## Instruction
Work out how many lines of the records hold the string "unit", and reply with that number alone.

## Records from a data source
* BEGIN *

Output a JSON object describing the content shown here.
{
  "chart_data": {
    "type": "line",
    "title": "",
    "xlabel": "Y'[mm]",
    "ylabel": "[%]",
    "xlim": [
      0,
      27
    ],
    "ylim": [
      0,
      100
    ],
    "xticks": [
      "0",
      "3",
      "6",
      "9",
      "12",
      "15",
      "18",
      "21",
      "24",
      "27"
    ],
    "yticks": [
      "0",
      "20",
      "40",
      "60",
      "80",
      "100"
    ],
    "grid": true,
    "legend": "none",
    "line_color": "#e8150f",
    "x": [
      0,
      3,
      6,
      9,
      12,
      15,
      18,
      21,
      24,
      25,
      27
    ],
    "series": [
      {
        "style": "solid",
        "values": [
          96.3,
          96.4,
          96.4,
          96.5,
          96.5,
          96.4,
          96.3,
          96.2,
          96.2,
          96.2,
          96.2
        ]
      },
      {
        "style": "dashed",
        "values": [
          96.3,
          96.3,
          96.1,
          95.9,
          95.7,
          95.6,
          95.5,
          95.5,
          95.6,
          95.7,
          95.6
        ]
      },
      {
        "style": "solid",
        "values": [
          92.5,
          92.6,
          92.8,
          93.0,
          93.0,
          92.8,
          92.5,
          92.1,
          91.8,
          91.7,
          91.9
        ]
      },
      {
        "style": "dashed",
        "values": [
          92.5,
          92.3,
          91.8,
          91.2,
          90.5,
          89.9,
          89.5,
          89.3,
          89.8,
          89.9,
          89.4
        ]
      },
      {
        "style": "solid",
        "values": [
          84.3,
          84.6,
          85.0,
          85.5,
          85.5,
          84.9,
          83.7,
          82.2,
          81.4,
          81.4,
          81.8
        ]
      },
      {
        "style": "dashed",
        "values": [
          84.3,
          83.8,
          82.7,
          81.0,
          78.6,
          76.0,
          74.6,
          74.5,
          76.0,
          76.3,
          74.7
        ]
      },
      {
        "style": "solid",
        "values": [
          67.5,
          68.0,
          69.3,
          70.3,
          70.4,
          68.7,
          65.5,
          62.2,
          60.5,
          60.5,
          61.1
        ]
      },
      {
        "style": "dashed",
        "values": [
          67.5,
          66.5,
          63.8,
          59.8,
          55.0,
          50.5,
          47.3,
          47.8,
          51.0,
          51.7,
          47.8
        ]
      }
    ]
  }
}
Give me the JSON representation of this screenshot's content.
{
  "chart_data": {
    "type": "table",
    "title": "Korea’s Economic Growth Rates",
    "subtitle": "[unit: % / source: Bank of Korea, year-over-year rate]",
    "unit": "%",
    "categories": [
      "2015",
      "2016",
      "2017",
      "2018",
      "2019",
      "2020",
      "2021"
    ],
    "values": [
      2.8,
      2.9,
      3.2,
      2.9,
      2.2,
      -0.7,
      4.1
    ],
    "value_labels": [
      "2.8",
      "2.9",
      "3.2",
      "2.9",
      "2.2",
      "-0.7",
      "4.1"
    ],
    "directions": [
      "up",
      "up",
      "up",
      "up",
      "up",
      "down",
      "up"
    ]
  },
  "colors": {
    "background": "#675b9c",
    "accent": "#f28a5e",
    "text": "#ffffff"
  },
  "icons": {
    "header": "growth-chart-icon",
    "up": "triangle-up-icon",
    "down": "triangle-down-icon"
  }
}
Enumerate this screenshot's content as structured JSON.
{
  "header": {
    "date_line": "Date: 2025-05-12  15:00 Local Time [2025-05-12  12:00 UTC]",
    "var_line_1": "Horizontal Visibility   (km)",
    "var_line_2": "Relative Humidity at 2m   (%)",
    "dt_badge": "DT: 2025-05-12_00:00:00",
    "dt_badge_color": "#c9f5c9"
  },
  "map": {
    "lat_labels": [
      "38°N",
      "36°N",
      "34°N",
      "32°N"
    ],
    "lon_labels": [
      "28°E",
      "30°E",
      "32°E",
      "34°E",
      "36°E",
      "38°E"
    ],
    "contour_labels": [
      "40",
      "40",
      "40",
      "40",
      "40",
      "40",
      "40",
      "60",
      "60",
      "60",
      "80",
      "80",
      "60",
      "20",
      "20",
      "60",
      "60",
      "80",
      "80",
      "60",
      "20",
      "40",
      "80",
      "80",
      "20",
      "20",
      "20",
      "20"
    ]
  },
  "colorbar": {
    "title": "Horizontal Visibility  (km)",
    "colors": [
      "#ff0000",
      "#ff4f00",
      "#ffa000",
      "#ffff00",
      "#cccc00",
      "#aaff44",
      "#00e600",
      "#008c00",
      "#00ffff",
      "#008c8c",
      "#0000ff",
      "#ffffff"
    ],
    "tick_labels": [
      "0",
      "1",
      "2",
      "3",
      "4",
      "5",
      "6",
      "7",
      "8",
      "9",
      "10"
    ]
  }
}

* END *

## Reply to the task
2